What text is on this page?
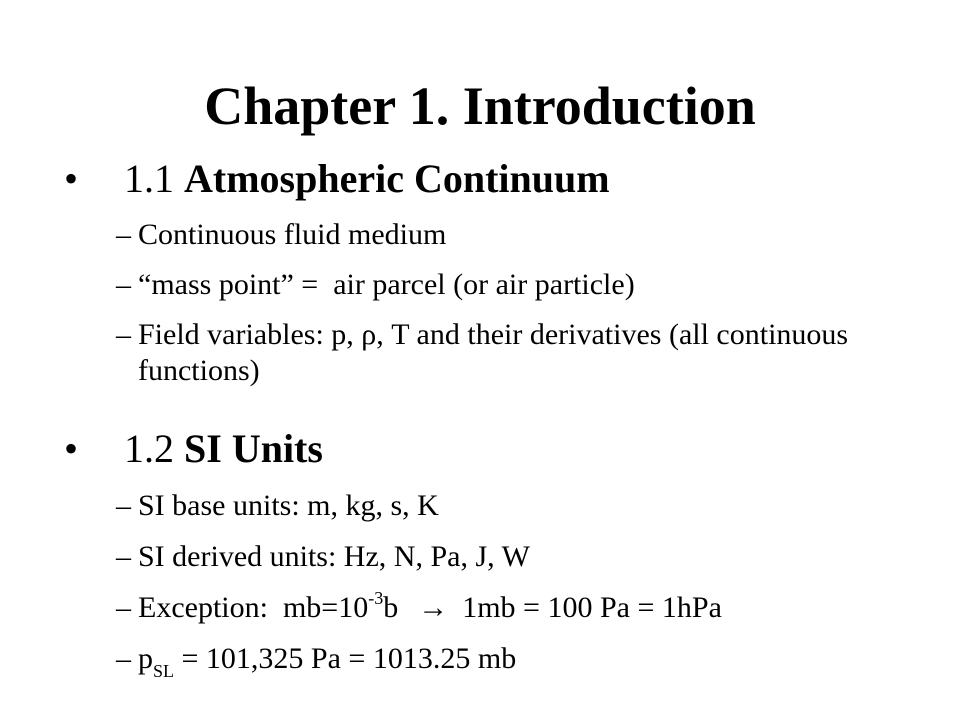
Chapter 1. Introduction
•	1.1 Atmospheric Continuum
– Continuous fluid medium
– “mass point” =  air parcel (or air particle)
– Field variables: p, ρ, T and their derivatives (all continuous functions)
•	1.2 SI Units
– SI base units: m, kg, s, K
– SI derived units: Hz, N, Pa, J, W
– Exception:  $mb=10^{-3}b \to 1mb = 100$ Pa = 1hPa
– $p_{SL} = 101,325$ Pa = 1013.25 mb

+++

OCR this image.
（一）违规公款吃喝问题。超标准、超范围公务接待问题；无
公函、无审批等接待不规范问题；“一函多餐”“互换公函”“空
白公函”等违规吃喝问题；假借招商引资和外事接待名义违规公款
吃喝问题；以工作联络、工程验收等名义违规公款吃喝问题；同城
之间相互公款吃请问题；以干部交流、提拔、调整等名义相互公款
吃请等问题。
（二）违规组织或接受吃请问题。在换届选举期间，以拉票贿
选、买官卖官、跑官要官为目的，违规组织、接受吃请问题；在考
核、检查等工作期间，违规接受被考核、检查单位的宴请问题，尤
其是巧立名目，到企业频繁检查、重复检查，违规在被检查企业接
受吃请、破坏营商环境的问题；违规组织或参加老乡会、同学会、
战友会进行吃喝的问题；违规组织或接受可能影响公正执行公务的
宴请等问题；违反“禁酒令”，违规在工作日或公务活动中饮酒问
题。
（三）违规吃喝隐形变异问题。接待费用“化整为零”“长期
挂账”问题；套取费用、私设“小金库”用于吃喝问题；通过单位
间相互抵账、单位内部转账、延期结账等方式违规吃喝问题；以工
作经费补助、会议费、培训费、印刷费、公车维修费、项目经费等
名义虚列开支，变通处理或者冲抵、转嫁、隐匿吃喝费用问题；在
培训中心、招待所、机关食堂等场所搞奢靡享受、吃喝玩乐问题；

+++

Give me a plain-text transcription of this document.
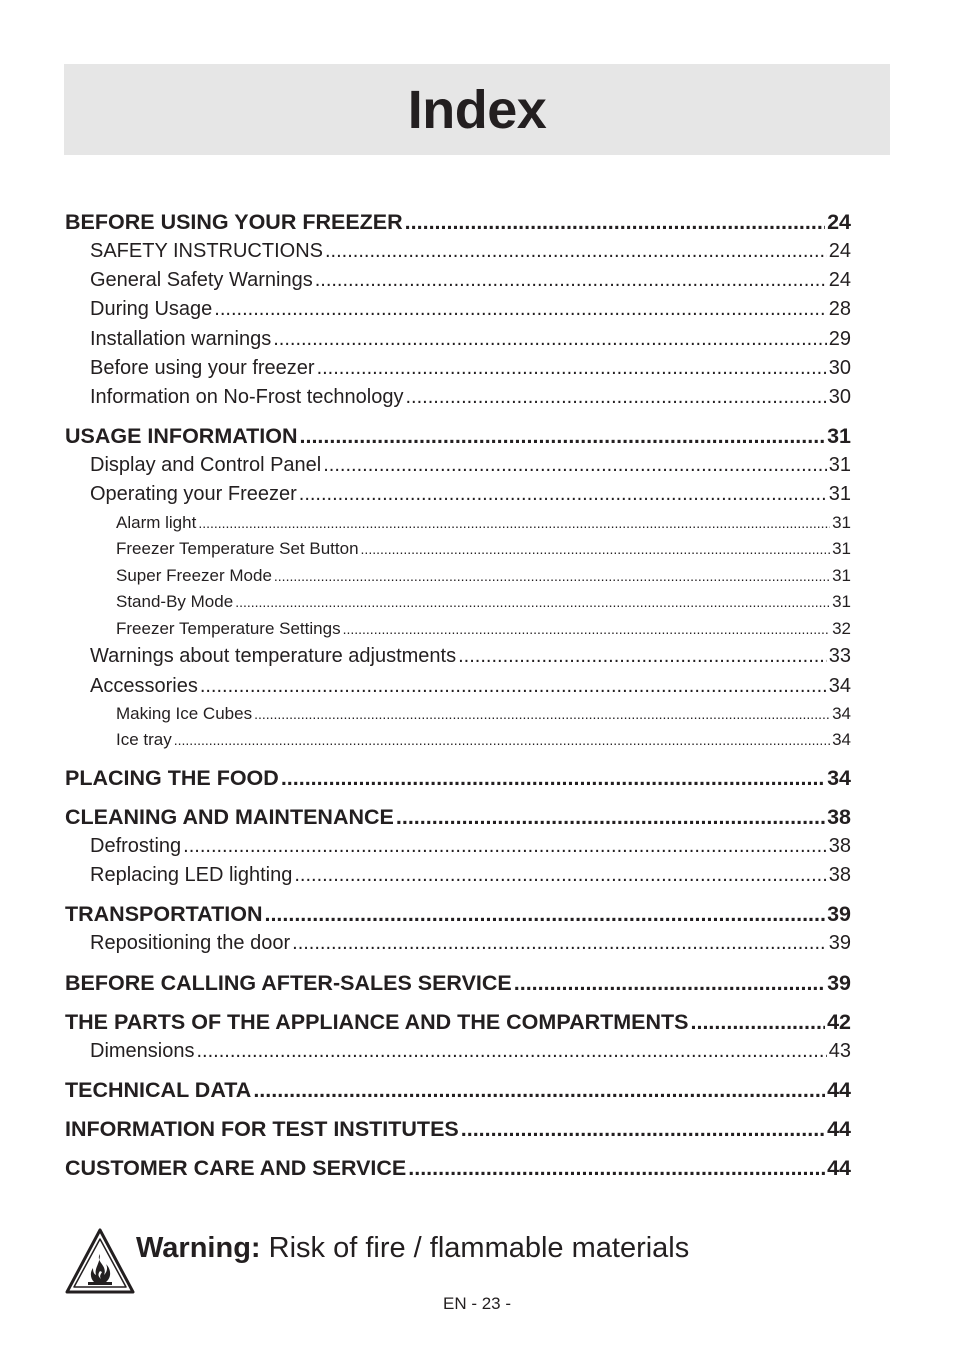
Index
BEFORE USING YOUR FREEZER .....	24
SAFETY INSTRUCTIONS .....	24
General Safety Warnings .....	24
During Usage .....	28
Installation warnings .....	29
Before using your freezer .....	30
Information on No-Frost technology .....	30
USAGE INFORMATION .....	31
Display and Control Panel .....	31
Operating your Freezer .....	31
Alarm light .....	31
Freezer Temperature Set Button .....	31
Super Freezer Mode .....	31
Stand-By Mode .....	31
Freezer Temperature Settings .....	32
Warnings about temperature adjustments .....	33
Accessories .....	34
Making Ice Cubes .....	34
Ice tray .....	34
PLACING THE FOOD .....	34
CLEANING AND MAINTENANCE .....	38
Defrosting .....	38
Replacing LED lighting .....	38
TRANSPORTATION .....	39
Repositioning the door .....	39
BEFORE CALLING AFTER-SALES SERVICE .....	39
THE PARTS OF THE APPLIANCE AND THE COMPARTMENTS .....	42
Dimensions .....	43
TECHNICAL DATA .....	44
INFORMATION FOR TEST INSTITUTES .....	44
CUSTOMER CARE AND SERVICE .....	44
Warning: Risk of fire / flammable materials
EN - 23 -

+++

TO BE DONE |
In the entries above, find lines with "Mode" and copy each.

TASK ANSWER |
Super Freezer Mode .....	31
Stand-By Mode .....	31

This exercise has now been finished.